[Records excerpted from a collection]
>>>

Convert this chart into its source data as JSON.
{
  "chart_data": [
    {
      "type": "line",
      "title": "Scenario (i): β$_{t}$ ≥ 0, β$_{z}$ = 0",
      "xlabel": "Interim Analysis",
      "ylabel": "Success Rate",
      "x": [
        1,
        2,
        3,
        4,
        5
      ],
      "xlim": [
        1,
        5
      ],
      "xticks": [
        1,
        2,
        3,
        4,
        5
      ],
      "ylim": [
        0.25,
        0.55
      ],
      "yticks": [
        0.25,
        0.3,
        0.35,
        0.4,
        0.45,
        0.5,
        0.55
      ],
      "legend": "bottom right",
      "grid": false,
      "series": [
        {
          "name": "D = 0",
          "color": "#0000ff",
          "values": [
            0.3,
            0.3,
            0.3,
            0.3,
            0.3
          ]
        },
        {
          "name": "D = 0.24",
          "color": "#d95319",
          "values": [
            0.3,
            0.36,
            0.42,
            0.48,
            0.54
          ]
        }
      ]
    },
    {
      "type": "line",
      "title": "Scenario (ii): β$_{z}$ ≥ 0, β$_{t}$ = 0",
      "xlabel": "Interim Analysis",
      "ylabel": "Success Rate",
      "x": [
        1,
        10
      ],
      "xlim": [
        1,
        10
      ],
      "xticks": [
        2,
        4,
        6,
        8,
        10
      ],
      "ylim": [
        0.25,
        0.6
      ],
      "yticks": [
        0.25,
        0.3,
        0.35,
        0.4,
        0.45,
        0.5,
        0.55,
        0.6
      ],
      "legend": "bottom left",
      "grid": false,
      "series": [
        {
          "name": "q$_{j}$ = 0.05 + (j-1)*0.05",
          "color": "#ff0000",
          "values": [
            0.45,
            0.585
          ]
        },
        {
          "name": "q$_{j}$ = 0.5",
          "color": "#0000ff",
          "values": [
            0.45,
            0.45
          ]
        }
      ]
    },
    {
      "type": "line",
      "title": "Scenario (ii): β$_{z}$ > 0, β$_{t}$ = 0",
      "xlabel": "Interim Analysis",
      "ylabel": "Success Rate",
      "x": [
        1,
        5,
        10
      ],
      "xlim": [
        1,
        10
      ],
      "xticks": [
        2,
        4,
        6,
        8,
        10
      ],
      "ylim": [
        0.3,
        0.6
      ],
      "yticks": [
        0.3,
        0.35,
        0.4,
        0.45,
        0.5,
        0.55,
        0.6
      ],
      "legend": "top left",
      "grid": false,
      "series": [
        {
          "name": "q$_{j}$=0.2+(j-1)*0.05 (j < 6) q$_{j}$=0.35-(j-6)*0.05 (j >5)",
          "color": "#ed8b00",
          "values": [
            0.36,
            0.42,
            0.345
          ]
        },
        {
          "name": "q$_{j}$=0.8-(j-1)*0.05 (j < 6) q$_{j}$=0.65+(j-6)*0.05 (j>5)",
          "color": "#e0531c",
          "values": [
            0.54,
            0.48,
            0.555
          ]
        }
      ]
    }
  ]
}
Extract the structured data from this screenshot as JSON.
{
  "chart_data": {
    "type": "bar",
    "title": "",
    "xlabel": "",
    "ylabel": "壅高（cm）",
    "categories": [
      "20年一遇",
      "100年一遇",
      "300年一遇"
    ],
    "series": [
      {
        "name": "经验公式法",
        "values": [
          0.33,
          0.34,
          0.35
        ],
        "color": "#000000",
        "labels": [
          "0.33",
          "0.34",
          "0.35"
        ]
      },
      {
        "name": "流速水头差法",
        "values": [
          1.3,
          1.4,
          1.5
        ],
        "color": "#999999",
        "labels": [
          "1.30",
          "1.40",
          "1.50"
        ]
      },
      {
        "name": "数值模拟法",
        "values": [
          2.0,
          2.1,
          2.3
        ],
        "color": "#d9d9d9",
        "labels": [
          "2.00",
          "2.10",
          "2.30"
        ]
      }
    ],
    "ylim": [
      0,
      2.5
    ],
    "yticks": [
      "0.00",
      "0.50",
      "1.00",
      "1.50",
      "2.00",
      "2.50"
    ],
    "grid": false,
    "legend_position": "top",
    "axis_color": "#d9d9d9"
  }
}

<<<

Extract the whole listing, character for character.

▸ ANSWER TO THIS TASK:
Convert this chart into its source data as JSON.
{
  "chart_data": [
    {
      "type": "line",
      "title": "Scenario (i): β$_{t}$ ≥ 0, β$_{z}$ = 0",
      "xlabel": "Interim Analysis",
      "ylabel": "Success Rate",
      "x": [
        1,
        2,
        3,
        4,
        5
      ],
      "xlim": [
        1,
        5
      ],
      "xticks": [
        1,
        2,
        3,
        4,
        5
      ],
      "ylim": [
        0.25,
        0.55
      ],
      "yticks": [
        0.25,
        0.3,
        0.35,
        0.4,
        0.45,
        0.5,
        0.55
      ],
      "legend": "bottom right",
      "grid": false,
      "series": [
        {
          "name": "D = 0",
          "color": "#0000ff",
          "values": [
            0.3,
            0.3,
            0.3,
            0.3,
            0.3
          ]
        },
        {
          "name": "D = 0.24",
          "color": "#d95319",
          "values": [
            0.3,
            0.36,
            0.42,
            0.48,
            0.54
          ]
        }
      ]
    },
    {
      "type": "line",
      "title": "Scenario (ii): β$_{z}$ ≥ 0, β$_{t}$ = 0",
      "xlabel": "Interim Analysis",
      "ylabel": "Success Rate",
      "x": [
        1,
        10
      ],
      "xlim": [
        1,
        10
      ],
      "xticks": [
        2,
        4,
        6,
        8,
        10
      ],
      "ylim": [
        0.25,
        0.6
      ],
      "yticks": [
        0.25,
        0.3,
        0.35,
        0.4,
        0.45,
        0.5,
        0.55,
        0.6
      ],
      "legend": "bottom left",
      "grid": false,
      "series": [
        {
          "name": "q$_{j}$ = 0.05 + (j-1)*0.05",
          "color": "#ff0000",
          "values": [
            0.45,
            0.585
          ]
        },
        {
          "name": "q$_{j}$ = 0.5",
          "color": "#0000ff",
          "values": [
            0.45,
            0.45
          ]
        }
      ]
    },
    {
      "type": "line",
      "title": "Scenario (ii): β$_{z}$ > 0, β$_{t}$ = 0",
      "xlabel": "Interim Analysis",
      "ylabel": "Success Rate",
      "x": [
        1,
        5,
        10
      ],
      "xlim": [
        1,
        10
      ],
      "xticks": [
        2,
        4,
        6,
        8,
        10
      ],
      "ylim": [
        0.3,
        0.6
      ],
      "yticks": [
        0.3,
        0.35,
        0.4,
        0.45,
        0.5,
        0.55,
        0.6
      ],
      "legend": "top left",
      "grid": false,
      "series": [
        {
          "name": "q$_{j}$=0.2+(j-1)*0.05 (j < 6) q$_{j}$=0.35-(j-6)*0.05 (j >5)",
          "color": "#ed8b00",
          "values": [
            0.36,
            0.42,
            0.345
          ]
        },
        {
          "name": "q$_{j}$=0.8-(j-1)*0.05 (j < 6) q$_{j}$=0.65+(j-6)*0.05 (j>5)",
          "color": "#e0531c",
          "values": [
            0.54,
            0.48,
            0.555
          ]
        }
      ]
    }
  ]
}
Extract the structured data from this screenshot as JSON.
{
  "chart_data": {
    "type": "bar",
    "title": "",
    "xlabel": "",
    "ylabel": "壅高（cm）",
    "categories": [
      "20年一遇",
      "100年一遇",
      "300年一遇"
    ],
    "series": [
      {
        "name": "经验公式法",
        "values": [
          0.33,
          0.34,
          0.35
        ],
        "color": "#000000",
        "labels": [
          "0.33",
          "0.34",
          "0.35"
        ]
      },
      {
        "name": "流速水头差法",
        "values": [
          1.3,
          1.4,
          1.5
        ],
        "color": "#999999",
        "labels": [
          "1.30",
          "1.40",
          "1.50"
        ]
      },
      {
        "name": "数值模拟法",
        "values": [
          2.0,
          2.1,
          2.3
        ],
        "color": "#d9d9d9",
        "labels": [
          "2.00",
          "2.10",
          "2.30"
        ]
      }
    ],
    "ylim": [
      0,
      2.5
    ],
    "yticks": [
      "0.00",
      "0.50",
      "1.00",
      "1.50",
      "2.00",
      "2.50"
    ],
    "grid": false,
    "legend_position": "top",
    "axis_color": "#d9d9d9"
  }
}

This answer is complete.